■ **What is asked**
Without the pictures, give the entries below again exactly as written.

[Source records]

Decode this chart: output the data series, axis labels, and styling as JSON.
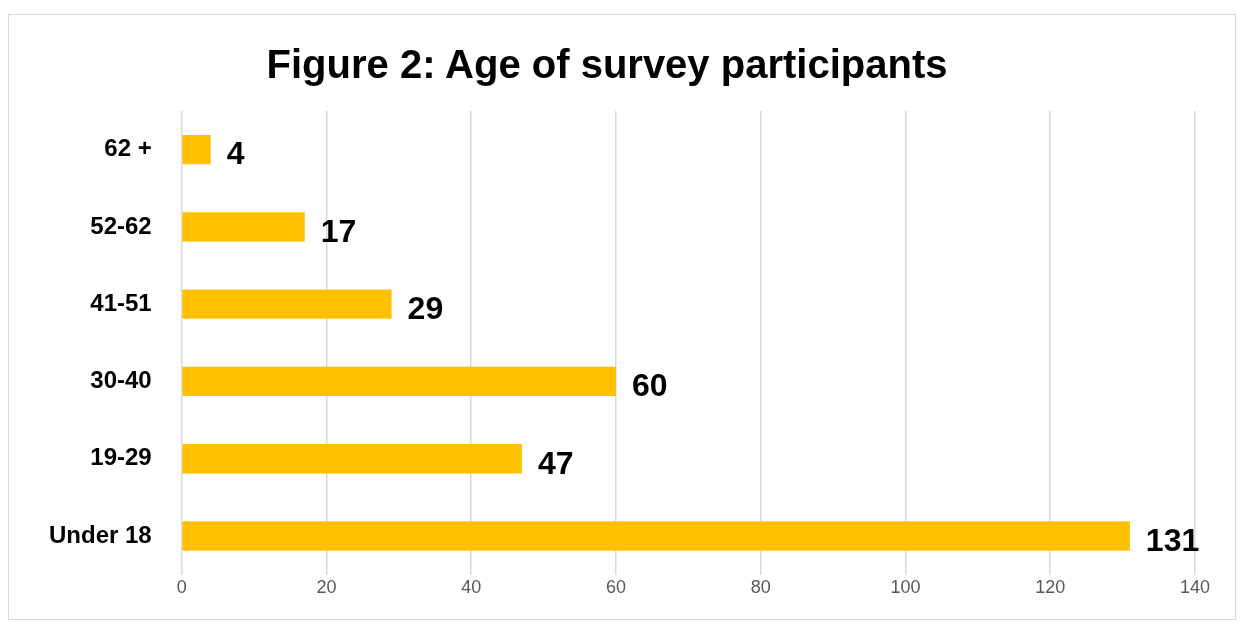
{
  "chart_data": {
    "type": "bar",
    "orientation": "horizontal",
    "title": "Figure 2: Age of survey participants",
    "categories": [
      "62 +",
      "52-62",
      "41-51",
      "30-40",
      "19-29",
      "Under 18"
    ],
    "values": [
      4,
      17,
      29,
      60,
      47,
      131
    ],
    "color": "#ffc000",
    "xlim": [
      0,
      140
    ],
    "xticks": [
      0,
      20,
      40,
      60,
      80,
      100,
      120,
      140
    ],
    "grid": "x",
    "data_labels": true
  }
}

■ **Answer for the task**
Decode this chart: output the data series, axis labels, and styling as JSON.
{
  "chart_data": {
    "type": "bar",
    "orientation": "horizontal",
    "title": "Figure 2: Age of survey participants",
    "categories": [
      "62 +",
      "52-62",
      "41-51",
      "30-40",
      "19-29",
      "Under 18"
    ],
    "values": [
      4,
      17,
      29,
      60,
      47,
      131
    ],
    "color": "#ffc000",
    "xlim": [
      0,
      140
    ],
    "xticks": [
      0,
      20,
      40,
      60,
      80,
      100,
      120,
      140
    ],
    "grid": "x",
    "data_labels": true
  }
}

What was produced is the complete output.